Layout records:
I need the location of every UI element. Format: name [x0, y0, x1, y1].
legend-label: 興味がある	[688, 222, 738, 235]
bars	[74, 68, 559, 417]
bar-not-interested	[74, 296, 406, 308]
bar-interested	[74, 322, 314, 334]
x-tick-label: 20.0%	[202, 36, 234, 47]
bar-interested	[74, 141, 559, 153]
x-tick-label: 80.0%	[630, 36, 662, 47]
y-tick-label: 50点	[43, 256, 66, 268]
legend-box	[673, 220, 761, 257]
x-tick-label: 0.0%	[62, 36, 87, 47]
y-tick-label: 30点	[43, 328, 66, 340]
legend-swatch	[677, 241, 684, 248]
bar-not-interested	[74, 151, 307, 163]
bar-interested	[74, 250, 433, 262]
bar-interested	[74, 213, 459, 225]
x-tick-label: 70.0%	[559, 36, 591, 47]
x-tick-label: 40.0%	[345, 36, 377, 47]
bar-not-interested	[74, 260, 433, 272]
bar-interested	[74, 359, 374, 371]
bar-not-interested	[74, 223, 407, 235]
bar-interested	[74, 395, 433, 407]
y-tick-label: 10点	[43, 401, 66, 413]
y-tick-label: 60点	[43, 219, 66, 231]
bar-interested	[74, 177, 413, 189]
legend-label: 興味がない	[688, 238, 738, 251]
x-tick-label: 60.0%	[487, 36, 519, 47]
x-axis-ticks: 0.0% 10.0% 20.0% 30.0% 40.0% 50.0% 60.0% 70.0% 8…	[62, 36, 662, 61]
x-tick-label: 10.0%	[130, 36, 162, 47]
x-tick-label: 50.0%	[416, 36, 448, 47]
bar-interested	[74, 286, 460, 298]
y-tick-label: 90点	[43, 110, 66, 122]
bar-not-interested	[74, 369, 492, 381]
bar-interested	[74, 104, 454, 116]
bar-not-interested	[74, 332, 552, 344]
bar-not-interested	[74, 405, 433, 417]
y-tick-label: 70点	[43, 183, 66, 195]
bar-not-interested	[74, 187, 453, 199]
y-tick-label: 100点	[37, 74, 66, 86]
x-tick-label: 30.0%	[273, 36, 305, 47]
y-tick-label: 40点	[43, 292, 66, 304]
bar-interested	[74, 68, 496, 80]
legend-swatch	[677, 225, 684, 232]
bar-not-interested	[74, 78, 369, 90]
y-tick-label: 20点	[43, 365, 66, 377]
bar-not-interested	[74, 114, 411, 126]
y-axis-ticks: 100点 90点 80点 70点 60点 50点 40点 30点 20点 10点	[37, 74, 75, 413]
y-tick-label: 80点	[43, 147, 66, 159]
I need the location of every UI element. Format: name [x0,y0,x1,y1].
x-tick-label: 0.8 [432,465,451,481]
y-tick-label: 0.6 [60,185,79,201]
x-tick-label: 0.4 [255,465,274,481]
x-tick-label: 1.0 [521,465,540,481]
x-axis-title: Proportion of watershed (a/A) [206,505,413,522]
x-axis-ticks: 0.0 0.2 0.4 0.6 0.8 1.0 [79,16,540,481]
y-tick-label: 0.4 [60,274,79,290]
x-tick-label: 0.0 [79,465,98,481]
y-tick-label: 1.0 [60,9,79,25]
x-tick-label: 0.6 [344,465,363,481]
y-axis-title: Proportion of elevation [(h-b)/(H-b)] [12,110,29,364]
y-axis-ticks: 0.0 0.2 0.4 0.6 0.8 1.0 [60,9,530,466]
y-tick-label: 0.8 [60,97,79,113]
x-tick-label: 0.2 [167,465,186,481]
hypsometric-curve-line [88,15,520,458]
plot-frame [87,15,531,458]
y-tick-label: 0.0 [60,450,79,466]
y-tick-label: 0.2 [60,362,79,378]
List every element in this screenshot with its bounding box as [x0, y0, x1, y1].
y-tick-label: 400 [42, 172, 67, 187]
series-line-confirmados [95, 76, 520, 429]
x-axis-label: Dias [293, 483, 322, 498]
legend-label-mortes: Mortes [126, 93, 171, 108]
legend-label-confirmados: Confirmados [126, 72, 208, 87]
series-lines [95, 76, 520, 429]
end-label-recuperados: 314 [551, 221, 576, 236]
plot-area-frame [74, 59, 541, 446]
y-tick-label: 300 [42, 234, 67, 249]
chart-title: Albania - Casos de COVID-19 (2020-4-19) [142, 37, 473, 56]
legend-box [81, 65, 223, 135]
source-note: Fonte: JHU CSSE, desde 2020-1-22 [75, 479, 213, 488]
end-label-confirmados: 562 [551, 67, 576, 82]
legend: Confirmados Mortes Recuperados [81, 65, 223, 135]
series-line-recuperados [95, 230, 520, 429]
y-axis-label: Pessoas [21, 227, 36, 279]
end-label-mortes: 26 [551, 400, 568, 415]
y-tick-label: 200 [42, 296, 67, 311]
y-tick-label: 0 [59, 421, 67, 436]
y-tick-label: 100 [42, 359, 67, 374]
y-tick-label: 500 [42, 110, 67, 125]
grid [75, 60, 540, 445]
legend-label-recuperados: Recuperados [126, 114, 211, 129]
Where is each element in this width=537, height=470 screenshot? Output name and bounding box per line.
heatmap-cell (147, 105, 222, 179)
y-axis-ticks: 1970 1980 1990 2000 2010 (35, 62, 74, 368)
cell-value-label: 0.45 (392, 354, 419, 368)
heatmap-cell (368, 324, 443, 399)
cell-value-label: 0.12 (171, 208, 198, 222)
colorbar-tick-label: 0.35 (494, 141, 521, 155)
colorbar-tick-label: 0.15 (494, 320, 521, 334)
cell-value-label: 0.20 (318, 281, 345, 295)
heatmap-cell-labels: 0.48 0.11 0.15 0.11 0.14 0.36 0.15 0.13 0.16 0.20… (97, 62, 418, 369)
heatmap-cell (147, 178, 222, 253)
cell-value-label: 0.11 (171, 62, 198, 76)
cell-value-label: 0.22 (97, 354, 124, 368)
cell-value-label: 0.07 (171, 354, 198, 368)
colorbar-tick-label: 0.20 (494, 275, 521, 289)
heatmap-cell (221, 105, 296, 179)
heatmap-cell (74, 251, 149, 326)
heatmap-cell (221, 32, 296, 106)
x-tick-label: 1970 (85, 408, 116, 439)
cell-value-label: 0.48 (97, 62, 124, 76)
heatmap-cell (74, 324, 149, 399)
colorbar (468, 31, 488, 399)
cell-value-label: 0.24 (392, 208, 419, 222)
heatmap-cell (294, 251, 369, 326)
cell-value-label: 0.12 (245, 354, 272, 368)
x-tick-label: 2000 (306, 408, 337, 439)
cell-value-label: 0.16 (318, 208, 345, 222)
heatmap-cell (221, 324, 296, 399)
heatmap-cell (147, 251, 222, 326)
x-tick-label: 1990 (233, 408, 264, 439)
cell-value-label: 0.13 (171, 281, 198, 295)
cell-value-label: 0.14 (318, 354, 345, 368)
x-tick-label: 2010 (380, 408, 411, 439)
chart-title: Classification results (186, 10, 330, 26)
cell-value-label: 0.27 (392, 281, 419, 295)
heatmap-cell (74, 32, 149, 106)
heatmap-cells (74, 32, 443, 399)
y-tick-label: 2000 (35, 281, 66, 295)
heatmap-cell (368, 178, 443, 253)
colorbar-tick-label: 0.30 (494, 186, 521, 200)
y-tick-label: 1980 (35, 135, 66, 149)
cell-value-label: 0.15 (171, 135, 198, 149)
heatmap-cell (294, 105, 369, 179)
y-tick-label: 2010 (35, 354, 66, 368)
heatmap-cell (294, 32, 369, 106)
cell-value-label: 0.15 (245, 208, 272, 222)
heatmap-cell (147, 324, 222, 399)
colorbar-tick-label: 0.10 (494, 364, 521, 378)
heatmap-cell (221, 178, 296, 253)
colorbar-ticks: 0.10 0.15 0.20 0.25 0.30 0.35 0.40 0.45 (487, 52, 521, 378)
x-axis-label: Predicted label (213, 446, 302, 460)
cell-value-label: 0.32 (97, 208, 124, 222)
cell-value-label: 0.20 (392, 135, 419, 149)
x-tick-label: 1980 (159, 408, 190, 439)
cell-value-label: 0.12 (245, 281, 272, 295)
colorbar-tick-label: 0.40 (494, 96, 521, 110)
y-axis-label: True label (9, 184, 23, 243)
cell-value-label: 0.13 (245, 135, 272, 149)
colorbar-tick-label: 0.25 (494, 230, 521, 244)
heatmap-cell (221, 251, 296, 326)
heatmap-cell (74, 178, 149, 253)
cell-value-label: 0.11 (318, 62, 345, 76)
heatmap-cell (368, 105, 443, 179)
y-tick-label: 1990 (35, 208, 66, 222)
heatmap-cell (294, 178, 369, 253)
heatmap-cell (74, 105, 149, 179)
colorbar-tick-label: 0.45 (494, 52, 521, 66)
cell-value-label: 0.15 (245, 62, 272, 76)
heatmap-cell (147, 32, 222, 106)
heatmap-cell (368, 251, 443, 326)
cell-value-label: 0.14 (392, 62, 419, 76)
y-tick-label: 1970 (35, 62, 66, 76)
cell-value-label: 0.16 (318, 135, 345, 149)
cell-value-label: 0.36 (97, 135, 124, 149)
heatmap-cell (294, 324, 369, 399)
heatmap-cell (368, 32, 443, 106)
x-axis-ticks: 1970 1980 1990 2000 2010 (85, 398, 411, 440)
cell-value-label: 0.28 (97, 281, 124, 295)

PROBLEM
Lay out the lines from the start of the records through the line containing "36, 377, 47]" as a Markdown table with the columns No. and Line. Put a row number in No. and the line in Line, and leave out any blank lines.

COMPLETED TASK
| No. | Line |
|---|---|
| 1 | I need the location of every UI element. Format: name [x0, y0, x1, y1]. |
| 2 | legend-label: 興味がある	[688, 222, 738, 235] |
| 3 | bars	[74, 68, 559, 417] |
| 4 | bar-not-interested	[74, 296, 406, 308] |
| 5 | bar-interested	[74, 322, 314, 334] |
| 6 | x-tick-label: 20.0%	[202, 36, 234, 47] |
| 7 | bar-interested	[74, 141, 559, 153] |
| 8 | x-tick-label: 80.0%	[630, 36, 662, 47] |
| 9 | y-tick-label: 50点	[43, 256, 66, 268] |
| 10 | legend-box	[673, 220, 761, 257] |
| 11 | x-tick-label: 0.0%	[62, 36, 87, 47] |
| 12 | y-tick-label: 30点	[43, 328, 66, 340] |
| 13 | legend-swatch	[677, 241, 684, 248] |
| 14 | bar-not-interested	[74, 151, 307, 163] |
| 15 | bar-interested	[74, 250, 433, 262] |
| 16 | bar-interested	[74, 213, 459, 225] |
| 17 | x-tick-label: 70.0%	[559, 36, 591, 47] |
| 18 | x-tick-label: 40.0%	[345, 36, 377, 47] |